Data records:
***

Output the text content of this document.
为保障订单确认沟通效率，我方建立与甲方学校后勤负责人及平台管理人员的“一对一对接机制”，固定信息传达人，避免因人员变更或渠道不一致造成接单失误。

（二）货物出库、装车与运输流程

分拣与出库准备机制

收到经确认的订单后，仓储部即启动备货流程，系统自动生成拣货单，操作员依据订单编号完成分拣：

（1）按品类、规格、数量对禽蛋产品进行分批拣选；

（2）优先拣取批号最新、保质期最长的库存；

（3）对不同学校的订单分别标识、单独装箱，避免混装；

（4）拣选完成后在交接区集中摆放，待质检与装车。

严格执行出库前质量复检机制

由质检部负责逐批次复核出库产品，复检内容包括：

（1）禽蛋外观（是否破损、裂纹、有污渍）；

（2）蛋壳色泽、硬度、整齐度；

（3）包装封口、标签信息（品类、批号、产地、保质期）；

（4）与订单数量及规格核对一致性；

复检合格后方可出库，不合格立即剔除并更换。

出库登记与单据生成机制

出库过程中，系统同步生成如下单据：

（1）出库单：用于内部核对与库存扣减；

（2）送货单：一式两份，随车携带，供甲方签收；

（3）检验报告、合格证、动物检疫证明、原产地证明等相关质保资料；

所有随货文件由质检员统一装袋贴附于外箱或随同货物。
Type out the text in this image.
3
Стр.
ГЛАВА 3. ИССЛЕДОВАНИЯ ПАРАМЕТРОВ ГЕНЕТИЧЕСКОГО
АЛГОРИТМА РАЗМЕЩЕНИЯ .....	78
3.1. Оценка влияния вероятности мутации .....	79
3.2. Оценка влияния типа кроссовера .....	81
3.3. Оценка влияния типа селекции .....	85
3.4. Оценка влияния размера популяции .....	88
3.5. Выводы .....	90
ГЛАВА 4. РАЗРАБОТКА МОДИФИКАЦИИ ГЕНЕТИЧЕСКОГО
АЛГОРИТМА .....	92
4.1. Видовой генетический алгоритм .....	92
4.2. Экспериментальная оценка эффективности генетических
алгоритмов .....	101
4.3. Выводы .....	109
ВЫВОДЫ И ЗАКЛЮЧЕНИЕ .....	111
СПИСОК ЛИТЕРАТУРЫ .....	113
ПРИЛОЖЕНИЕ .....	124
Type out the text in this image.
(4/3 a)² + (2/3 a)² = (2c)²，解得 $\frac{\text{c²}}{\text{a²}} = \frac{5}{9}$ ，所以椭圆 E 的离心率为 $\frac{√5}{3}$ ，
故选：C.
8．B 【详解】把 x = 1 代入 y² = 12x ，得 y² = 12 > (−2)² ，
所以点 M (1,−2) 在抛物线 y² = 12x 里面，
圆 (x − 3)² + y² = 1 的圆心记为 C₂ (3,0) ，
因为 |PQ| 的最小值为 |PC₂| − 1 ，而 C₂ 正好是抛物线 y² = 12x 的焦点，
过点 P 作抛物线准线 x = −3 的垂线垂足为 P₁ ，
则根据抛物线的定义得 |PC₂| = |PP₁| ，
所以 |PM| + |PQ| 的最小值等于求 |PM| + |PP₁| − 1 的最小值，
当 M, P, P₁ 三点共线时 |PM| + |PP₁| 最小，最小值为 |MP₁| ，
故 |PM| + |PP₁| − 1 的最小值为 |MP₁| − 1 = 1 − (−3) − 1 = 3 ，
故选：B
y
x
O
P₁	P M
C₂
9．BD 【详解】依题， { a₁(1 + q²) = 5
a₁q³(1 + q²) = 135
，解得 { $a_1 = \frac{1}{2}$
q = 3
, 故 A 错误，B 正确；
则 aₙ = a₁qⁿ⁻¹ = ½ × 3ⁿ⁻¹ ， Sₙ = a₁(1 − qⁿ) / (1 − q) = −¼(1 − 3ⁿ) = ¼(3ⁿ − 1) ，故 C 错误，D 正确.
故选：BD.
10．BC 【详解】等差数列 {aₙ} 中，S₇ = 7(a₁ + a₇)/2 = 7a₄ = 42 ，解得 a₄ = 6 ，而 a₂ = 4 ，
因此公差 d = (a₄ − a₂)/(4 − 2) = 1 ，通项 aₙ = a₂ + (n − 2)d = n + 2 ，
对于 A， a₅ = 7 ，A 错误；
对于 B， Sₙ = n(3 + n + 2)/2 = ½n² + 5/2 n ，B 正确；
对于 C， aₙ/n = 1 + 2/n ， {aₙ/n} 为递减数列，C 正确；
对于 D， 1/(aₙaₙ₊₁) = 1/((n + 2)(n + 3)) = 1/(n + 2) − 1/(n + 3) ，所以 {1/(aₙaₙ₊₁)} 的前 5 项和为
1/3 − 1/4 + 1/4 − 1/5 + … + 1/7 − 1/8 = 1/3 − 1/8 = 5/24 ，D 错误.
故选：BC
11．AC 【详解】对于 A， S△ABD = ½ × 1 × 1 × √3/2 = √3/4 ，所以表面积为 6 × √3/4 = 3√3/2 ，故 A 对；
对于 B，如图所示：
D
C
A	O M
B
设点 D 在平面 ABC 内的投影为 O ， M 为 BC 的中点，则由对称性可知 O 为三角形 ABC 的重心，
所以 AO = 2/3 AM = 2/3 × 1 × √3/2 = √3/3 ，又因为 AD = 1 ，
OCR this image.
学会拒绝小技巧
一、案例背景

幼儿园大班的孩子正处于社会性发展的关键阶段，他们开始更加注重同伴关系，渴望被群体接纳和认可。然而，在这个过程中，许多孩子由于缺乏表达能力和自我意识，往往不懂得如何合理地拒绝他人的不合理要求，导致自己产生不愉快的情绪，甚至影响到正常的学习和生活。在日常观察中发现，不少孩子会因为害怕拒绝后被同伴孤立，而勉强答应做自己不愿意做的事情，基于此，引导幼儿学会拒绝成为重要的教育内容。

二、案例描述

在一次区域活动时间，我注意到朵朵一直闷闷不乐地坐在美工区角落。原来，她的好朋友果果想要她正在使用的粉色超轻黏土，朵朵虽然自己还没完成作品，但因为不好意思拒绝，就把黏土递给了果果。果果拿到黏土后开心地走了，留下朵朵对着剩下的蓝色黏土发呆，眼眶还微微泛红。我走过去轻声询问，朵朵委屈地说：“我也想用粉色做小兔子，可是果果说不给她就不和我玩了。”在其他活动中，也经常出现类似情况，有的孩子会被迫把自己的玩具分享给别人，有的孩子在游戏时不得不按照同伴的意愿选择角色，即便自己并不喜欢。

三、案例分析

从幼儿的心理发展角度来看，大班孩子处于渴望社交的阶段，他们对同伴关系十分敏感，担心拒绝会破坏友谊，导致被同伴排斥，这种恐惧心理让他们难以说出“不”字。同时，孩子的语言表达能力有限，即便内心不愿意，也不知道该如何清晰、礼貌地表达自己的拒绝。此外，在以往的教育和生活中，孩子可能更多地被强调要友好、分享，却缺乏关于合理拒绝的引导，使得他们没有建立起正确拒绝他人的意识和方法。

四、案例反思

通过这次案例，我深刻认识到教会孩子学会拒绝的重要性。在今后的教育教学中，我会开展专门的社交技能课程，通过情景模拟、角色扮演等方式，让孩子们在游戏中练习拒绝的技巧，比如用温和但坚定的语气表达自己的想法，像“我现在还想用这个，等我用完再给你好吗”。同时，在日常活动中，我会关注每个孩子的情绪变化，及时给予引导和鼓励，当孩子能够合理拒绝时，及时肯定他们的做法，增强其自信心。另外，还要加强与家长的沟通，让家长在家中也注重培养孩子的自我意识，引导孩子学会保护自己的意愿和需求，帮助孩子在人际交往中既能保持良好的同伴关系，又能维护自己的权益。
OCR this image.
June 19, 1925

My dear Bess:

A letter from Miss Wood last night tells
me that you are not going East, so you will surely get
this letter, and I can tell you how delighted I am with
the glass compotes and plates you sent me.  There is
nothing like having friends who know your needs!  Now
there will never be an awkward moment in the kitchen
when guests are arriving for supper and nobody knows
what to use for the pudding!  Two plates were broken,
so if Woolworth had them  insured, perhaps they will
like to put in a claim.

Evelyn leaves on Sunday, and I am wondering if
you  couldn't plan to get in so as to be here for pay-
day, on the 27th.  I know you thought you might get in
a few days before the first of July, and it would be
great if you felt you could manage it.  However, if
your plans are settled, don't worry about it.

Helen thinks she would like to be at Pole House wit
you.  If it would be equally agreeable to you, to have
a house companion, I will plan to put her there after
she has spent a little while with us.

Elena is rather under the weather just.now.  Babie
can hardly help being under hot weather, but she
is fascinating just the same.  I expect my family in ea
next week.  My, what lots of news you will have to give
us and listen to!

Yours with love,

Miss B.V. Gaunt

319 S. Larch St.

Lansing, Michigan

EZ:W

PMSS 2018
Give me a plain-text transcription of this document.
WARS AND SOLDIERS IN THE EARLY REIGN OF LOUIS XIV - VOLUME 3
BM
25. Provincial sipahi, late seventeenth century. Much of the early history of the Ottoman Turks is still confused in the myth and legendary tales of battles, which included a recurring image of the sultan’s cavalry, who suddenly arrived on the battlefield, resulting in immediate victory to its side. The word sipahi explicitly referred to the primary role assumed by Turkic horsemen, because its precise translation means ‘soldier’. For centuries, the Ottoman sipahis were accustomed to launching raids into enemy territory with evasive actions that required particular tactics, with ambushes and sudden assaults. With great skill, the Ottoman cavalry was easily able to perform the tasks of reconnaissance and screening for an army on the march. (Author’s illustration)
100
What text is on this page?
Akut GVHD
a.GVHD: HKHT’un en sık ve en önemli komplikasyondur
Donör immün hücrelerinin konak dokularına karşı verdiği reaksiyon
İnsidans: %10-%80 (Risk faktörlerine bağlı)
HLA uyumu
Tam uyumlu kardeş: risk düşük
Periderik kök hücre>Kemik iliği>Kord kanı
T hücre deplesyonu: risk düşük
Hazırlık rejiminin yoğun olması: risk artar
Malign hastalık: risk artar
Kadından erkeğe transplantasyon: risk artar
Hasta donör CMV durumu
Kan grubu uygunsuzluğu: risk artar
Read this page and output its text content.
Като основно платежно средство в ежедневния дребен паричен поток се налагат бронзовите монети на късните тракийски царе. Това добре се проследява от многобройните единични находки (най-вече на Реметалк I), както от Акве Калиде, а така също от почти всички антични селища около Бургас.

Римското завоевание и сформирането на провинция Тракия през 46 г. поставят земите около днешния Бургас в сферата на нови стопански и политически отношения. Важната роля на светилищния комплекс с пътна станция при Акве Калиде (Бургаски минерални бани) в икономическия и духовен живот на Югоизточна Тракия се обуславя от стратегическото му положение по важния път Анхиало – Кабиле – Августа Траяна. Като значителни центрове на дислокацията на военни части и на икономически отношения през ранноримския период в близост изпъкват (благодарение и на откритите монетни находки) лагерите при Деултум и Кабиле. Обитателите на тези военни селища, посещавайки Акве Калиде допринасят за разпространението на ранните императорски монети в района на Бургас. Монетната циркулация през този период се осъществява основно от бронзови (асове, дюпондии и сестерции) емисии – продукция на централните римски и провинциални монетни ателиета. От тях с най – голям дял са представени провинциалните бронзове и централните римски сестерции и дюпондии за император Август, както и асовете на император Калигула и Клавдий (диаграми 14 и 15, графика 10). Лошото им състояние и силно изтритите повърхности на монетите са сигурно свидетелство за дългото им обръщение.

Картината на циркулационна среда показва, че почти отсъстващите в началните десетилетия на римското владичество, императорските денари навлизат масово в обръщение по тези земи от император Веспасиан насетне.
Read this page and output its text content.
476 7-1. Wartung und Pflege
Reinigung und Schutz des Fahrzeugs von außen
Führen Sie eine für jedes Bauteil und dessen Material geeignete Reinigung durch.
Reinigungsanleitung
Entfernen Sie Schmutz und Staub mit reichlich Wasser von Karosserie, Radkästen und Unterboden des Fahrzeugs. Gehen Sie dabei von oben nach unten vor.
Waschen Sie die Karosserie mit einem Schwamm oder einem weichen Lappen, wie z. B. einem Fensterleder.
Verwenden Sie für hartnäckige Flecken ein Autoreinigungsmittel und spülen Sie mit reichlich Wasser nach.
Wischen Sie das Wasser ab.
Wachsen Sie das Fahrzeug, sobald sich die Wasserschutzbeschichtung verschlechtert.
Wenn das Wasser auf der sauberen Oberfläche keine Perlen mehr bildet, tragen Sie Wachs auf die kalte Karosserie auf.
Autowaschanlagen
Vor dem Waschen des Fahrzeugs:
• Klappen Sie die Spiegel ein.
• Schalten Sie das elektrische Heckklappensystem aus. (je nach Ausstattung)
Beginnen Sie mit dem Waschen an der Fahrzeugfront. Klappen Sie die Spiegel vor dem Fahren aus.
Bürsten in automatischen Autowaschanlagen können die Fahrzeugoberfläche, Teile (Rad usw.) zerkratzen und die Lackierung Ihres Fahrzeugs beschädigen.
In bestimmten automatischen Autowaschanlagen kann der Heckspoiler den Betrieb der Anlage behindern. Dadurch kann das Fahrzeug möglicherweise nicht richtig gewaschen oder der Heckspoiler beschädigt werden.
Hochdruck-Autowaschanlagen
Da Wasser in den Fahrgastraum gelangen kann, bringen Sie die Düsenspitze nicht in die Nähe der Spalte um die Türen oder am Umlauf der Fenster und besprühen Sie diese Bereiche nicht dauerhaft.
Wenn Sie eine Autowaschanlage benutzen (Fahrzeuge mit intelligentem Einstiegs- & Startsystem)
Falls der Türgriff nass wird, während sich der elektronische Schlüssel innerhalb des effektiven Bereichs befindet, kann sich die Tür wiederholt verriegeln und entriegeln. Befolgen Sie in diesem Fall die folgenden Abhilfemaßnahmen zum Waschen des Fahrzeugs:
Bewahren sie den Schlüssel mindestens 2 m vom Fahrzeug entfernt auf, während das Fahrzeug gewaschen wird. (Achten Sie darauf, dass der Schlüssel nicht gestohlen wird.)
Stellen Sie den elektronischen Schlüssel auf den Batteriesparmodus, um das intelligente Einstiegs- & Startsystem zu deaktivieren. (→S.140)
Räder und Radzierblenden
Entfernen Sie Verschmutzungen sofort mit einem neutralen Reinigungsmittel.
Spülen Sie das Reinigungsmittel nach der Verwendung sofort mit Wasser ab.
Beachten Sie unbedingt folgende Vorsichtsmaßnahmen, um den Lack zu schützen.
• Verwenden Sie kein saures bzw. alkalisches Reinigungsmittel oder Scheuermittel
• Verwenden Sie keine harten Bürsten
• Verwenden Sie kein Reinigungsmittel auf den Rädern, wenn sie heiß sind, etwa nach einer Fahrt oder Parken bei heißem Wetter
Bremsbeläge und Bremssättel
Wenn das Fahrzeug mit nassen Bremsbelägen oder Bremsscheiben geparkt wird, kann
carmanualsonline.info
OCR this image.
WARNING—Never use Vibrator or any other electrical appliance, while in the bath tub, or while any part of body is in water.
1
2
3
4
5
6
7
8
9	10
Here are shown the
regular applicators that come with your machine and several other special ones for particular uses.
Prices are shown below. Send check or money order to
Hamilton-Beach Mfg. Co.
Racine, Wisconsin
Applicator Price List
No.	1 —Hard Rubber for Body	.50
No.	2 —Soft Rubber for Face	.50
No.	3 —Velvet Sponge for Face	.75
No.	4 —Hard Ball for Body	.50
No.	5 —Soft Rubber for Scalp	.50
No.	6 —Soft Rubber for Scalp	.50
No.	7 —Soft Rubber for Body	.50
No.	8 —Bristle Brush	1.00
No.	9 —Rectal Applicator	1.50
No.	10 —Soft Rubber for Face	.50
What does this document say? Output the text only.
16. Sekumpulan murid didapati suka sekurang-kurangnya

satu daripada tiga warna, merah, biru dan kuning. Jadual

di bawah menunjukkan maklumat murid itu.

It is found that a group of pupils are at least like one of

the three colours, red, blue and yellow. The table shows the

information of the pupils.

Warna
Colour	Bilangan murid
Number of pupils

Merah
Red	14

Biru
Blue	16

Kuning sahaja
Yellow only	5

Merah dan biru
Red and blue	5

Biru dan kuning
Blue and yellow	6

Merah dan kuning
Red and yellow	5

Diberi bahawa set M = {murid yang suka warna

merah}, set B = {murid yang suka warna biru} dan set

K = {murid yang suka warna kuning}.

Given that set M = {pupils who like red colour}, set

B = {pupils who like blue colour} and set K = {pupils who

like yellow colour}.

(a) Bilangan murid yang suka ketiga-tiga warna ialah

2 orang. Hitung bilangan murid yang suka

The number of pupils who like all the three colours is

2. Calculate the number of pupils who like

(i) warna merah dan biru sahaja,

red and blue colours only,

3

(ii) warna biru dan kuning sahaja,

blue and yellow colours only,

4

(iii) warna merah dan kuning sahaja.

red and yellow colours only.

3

***

**SET TASK**
In the material above, find each line that contains the word "тези", and select it.

**PROBLEM SOLUTION**
Римското завоевание и сформирането на провинция Тракия през 46 г. поставят земите около днешния Бургас в сферата на нови стопански и политически отношения. Важната роля на светилищния комплекс с пътна станция при Акве Калиде (Бургаски минерални бани) в икономическия и духовен живот на Югоизточна Тракия се обуславя от стратегическото му положение по важния път Анхиало – Кабиле – Августа Траяна. Като значителни центрове на дислокацията на военни части и на икономически отношения през ранноримския период в близост изпъкват (благодарение и на откритите монетни находки) лагерите при Деултум и Кабиле. Обитателите на тези военни селища, посещавайки Акве Калиде допринасят за разпространението на ранните императорски монети в района на Бургас. Монетната циркулация през този период се осъществява основно от бронзови (асове, дюпондии и сестерции) емисии – продукция на централните римски и провинциални монетни ателиета. От тях с най – голям дял са представени провинциалните бронзове и централните римски сестерции и дюпондии за император Август, както и асовете на император Калигула и Клавдий (диаграми 14 и 15, графика 10). Лошото им състояние и силно изтритите повърхности на монетите са сигурно свидетелство за дългото им обръщение.
Картината на циркулационна среда показва, че почти отсъстващите в началните десетилетия на римското владичество, императорските денари навлизат масово в обръщение по тези земи от император Веспасиан насетне.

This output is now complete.